What is being asked:
From the listing below, copy every line with the word "万亿千瓦时".

Materials provided:
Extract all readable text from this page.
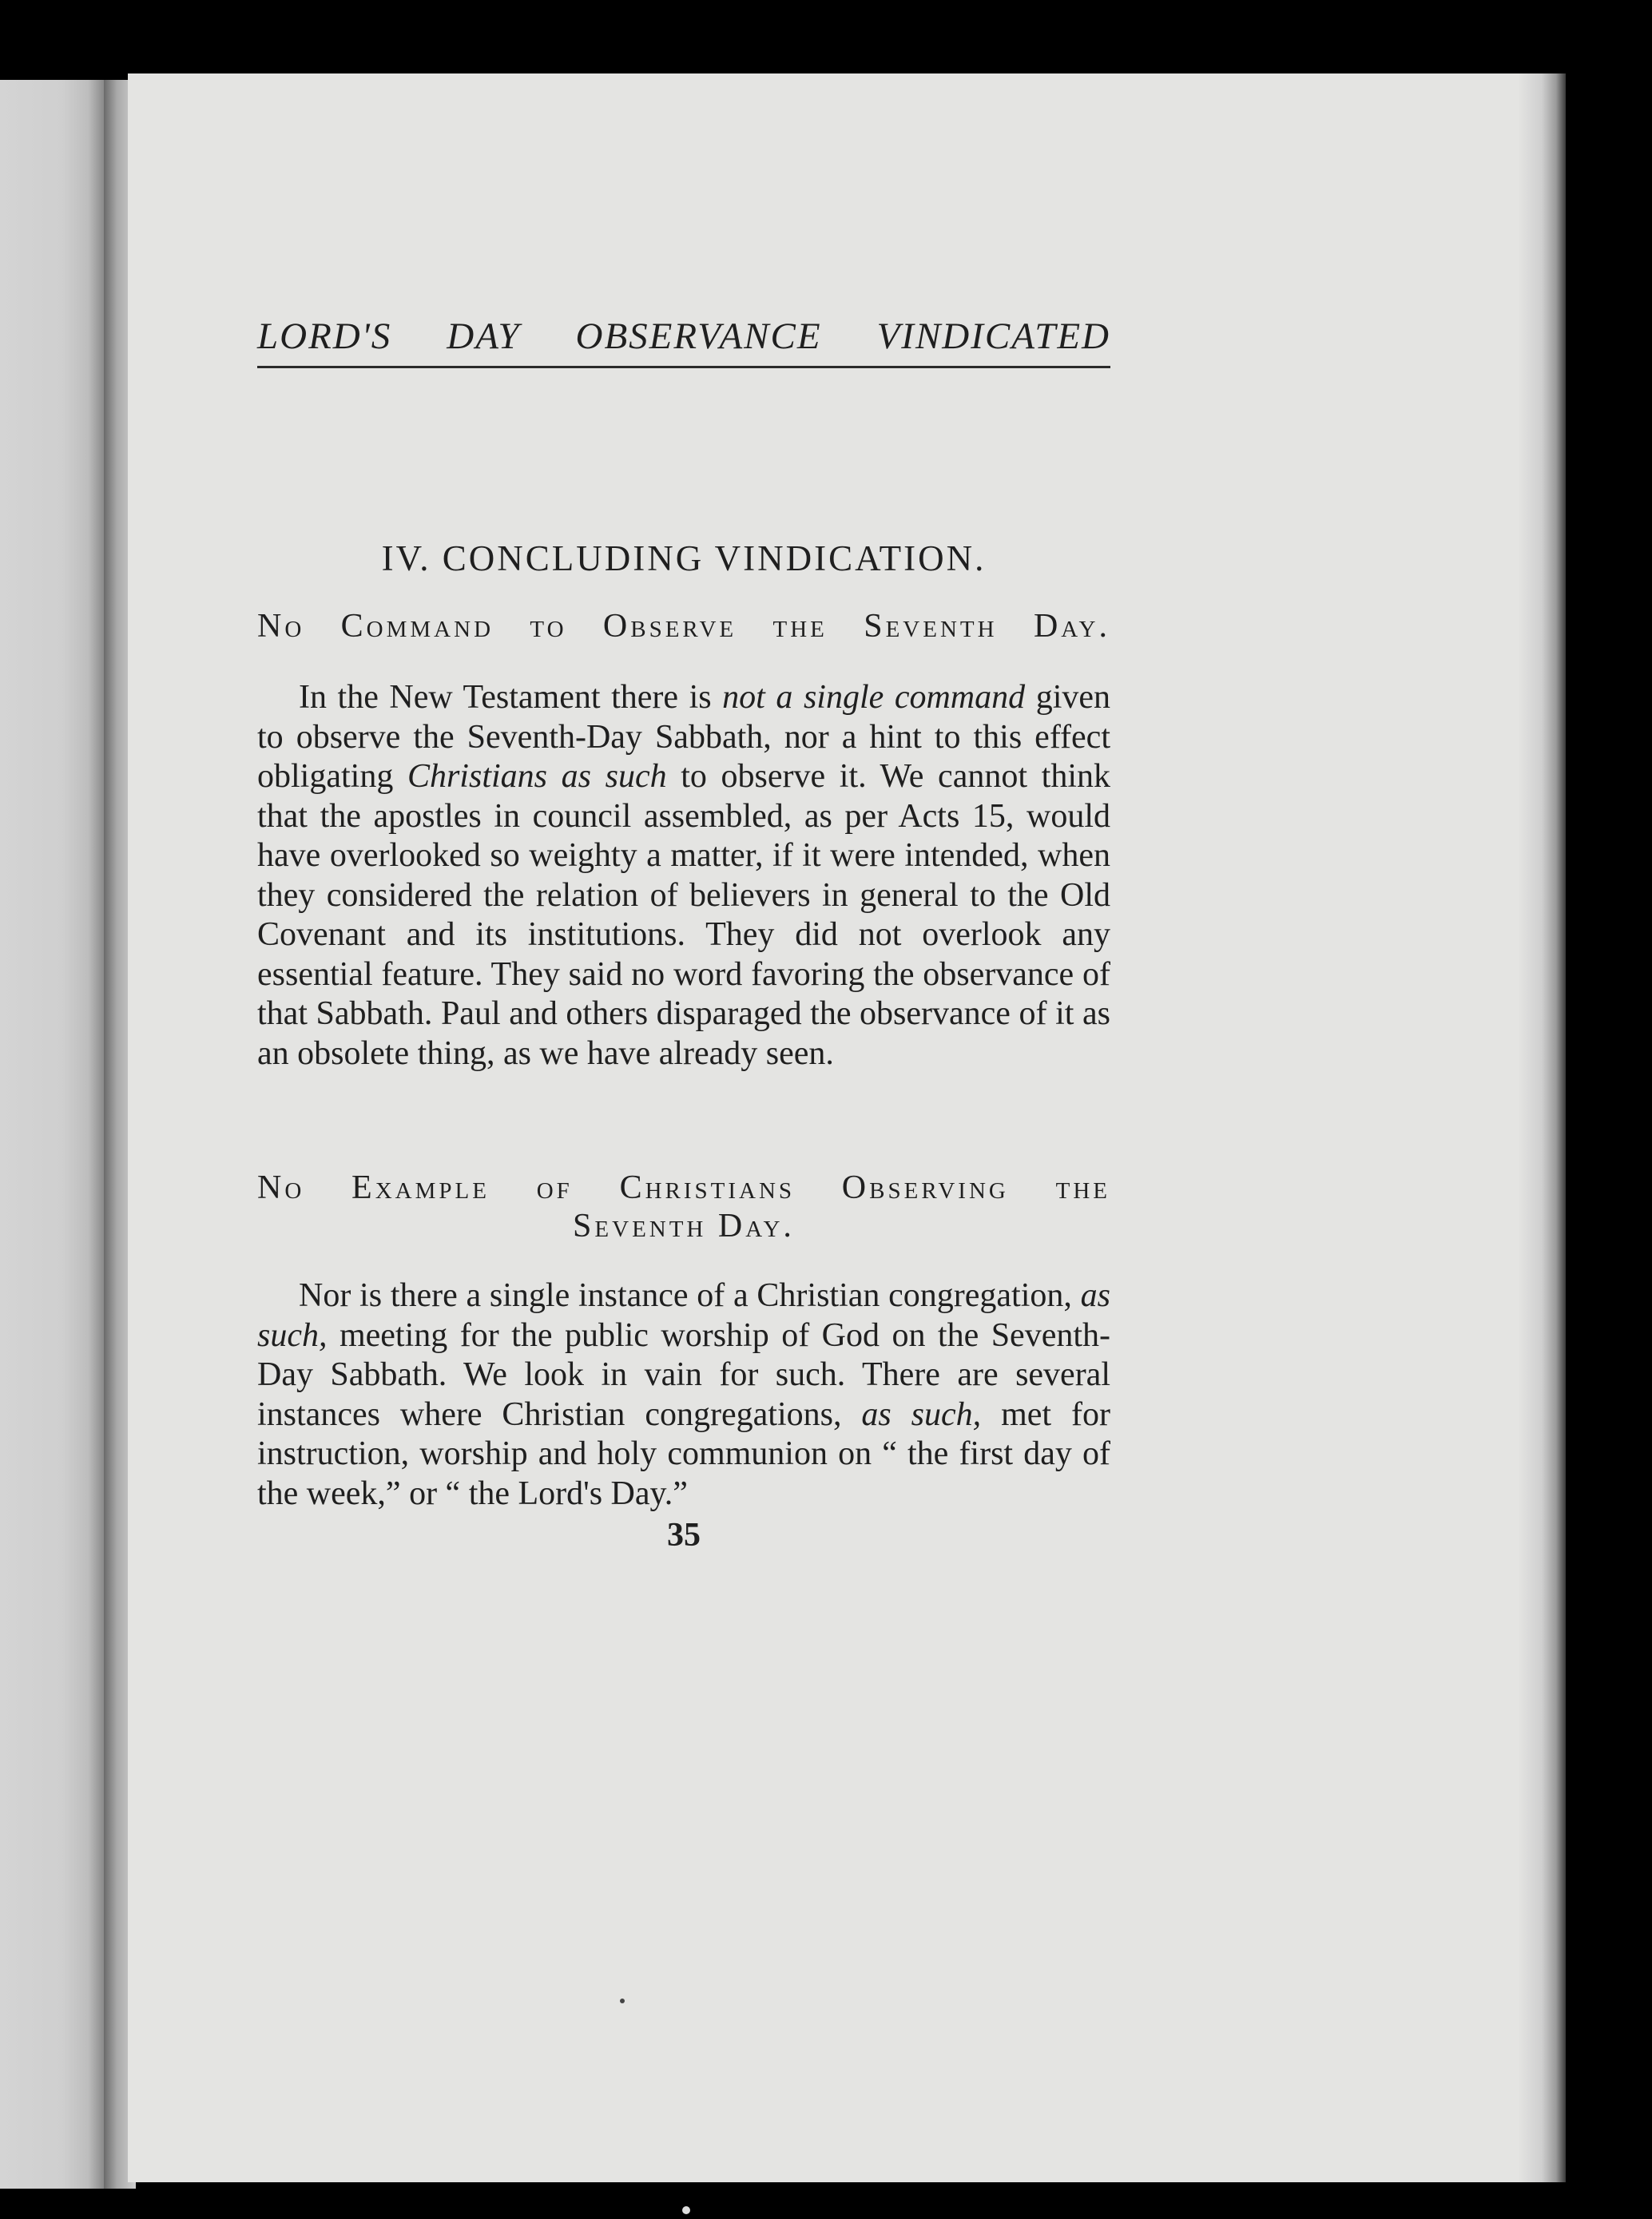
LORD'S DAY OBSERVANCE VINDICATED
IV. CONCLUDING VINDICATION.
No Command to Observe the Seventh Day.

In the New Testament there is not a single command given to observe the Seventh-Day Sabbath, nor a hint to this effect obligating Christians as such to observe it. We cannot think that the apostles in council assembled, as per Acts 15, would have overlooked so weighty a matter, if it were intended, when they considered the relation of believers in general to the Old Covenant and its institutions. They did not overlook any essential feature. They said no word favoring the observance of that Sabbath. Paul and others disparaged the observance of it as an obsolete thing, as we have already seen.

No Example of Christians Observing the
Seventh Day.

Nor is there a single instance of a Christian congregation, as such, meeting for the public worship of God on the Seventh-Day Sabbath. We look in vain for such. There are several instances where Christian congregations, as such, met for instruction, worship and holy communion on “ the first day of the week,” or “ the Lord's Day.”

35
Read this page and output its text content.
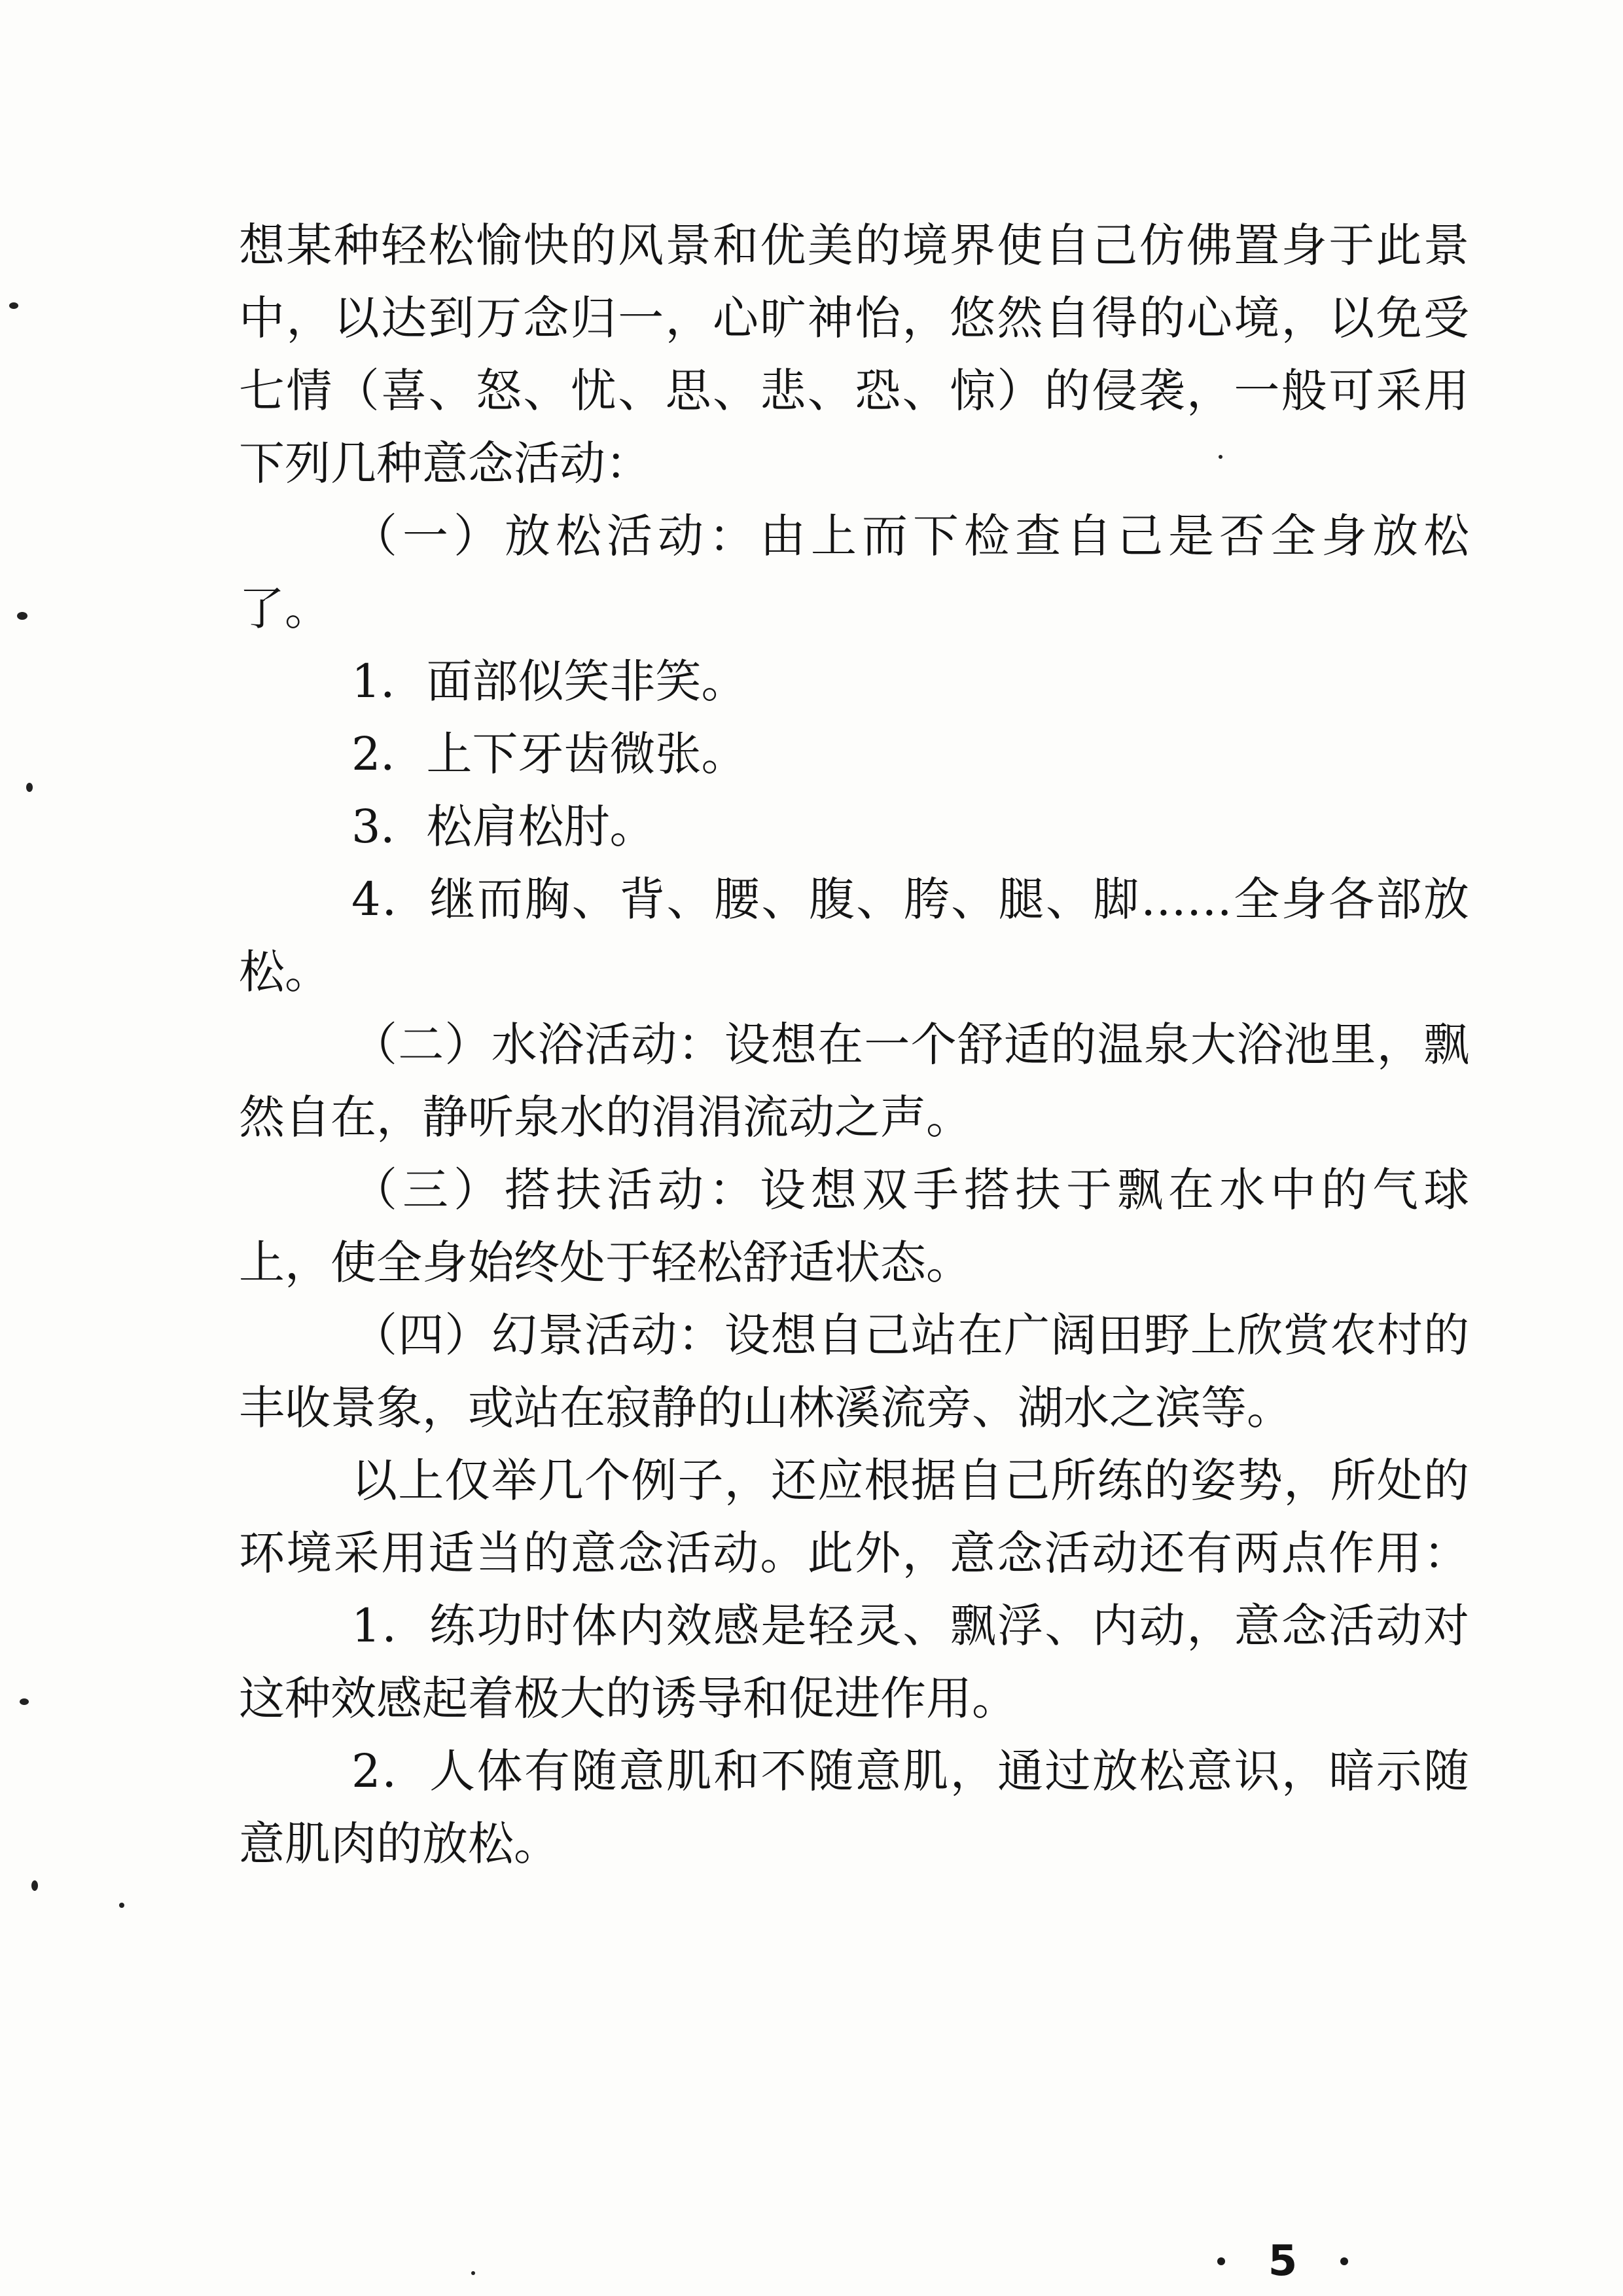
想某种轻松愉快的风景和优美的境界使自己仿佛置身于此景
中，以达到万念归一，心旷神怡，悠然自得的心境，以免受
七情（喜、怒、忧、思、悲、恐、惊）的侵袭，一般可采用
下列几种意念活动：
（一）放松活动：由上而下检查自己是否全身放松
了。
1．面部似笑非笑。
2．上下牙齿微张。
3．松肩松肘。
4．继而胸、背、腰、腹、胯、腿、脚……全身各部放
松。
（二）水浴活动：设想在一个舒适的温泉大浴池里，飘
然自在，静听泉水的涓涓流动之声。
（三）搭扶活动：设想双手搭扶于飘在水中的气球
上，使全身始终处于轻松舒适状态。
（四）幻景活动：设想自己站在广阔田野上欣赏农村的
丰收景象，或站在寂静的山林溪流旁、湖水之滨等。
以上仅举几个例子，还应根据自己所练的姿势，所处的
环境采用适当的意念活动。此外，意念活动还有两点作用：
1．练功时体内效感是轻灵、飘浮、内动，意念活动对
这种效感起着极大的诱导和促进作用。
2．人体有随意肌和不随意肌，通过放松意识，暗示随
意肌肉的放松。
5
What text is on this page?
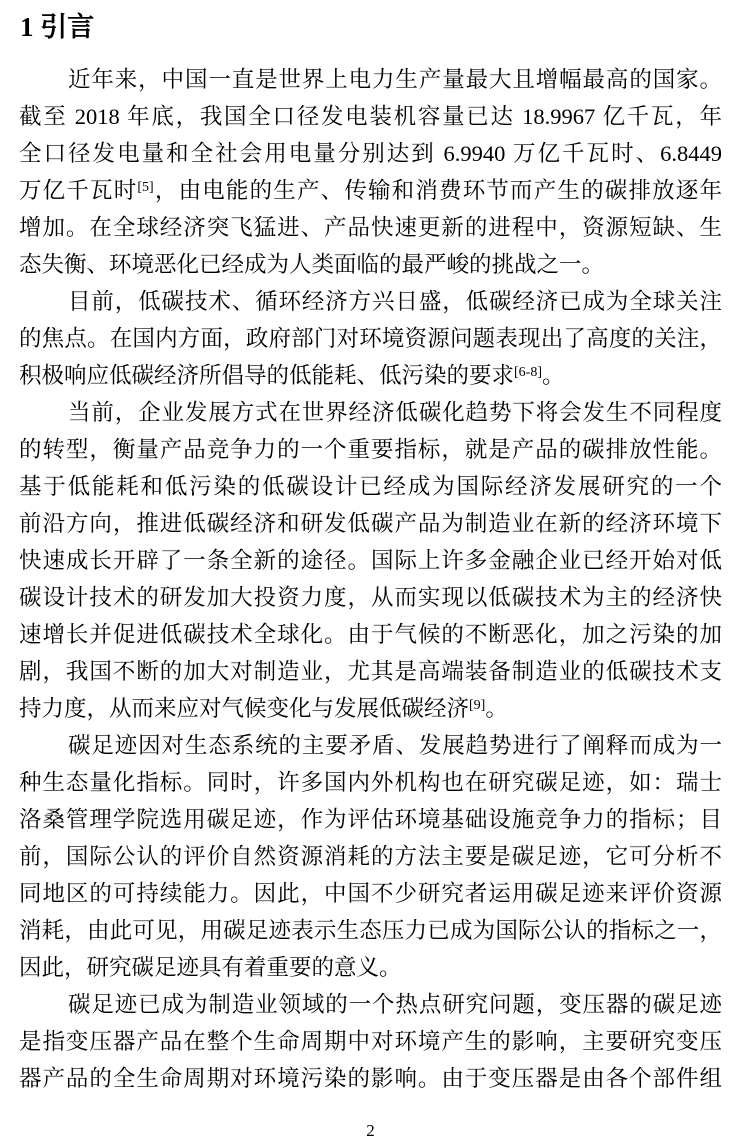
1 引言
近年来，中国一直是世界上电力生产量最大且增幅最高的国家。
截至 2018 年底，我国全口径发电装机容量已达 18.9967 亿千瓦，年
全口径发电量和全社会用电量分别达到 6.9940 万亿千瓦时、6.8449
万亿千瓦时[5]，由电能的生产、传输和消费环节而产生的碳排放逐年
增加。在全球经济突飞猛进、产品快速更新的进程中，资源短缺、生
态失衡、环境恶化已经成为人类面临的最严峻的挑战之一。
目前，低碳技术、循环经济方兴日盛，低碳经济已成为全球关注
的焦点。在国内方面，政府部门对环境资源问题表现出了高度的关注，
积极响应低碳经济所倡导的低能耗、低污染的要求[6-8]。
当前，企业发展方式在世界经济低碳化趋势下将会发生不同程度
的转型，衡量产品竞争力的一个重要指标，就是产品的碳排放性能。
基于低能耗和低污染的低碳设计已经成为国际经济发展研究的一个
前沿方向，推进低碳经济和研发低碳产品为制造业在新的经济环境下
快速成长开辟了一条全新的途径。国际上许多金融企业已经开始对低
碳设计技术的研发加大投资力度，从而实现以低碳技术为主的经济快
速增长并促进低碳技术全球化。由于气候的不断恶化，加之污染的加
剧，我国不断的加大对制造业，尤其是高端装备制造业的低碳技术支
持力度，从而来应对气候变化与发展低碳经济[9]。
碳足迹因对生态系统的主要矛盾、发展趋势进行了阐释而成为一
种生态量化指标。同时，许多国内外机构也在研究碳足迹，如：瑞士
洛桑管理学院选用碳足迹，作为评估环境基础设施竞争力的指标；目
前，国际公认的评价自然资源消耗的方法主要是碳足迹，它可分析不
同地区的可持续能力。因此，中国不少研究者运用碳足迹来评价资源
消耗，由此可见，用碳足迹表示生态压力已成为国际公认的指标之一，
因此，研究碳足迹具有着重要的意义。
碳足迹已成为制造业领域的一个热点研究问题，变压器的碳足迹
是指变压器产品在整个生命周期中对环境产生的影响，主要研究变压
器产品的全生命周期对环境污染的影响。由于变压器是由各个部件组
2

Response to this exercise:
全口径发电量和全社会用电量分别达到 6.9940 万亿千瓦时、6.8449
万亿千瓦时[5]，由电能的生产、传输和消费环节而产生的碳排放逐年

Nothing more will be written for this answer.